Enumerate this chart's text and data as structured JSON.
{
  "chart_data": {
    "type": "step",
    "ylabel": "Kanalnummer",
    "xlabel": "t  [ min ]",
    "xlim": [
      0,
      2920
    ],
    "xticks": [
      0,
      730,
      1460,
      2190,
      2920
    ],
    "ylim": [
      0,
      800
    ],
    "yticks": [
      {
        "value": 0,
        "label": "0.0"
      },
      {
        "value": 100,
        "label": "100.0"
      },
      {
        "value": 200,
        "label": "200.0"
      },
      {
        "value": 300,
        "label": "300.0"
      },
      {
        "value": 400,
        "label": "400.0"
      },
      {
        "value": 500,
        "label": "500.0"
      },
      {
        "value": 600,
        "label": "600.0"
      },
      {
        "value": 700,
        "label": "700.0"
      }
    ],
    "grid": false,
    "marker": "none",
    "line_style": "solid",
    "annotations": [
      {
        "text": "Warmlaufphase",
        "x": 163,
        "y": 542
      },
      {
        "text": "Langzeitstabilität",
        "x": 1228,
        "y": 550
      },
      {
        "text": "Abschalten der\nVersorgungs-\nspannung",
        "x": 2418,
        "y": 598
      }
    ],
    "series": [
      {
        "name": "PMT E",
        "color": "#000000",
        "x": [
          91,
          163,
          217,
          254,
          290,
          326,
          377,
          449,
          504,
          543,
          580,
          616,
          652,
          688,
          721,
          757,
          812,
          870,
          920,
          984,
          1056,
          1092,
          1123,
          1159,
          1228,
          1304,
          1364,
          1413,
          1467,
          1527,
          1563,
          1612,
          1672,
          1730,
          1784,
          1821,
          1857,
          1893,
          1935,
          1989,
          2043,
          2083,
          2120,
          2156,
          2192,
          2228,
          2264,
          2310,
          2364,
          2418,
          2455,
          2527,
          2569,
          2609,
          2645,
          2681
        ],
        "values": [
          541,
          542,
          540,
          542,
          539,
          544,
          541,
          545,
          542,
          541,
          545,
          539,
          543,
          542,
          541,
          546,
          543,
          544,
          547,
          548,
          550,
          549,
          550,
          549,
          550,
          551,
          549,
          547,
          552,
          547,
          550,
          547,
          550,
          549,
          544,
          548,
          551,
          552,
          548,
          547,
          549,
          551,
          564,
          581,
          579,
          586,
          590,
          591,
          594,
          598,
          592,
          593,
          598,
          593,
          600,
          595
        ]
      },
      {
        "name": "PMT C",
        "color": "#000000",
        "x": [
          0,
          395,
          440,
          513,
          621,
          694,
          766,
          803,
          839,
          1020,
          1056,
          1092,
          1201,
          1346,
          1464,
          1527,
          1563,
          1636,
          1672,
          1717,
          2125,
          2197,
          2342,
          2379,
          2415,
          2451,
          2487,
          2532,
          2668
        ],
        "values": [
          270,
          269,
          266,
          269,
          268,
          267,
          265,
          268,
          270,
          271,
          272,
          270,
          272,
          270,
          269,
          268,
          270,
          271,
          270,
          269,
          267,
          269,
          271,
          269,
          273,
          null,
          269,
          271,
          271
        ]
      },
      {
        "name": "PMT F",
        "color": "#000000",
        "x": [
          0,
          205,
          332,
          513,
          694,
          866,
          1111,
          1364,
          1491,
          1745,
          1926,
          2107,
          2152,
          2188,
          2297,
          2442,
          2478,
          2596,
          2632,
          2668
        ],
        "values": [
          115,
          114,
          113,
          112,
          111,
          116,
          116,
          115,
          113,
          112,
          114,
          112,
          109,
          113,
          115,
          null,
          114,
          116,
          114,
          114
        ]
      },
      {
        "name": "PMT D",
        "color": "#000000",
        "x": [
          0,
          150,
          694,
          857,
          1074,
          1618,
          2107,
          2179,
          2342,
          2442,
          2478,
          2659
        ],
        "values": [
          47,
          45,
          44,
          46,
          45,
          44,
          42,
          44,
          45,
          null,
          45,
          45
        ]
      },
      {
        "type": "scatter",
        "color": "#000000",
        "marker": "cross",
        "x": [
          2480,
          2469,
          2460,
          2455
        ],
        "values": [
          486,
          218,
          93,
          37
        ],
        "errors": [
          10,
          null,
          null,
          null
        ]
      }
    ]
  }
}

§ **Short exercise**
Report the number of lines that contain "name", with no other words.

§ **Reply**
4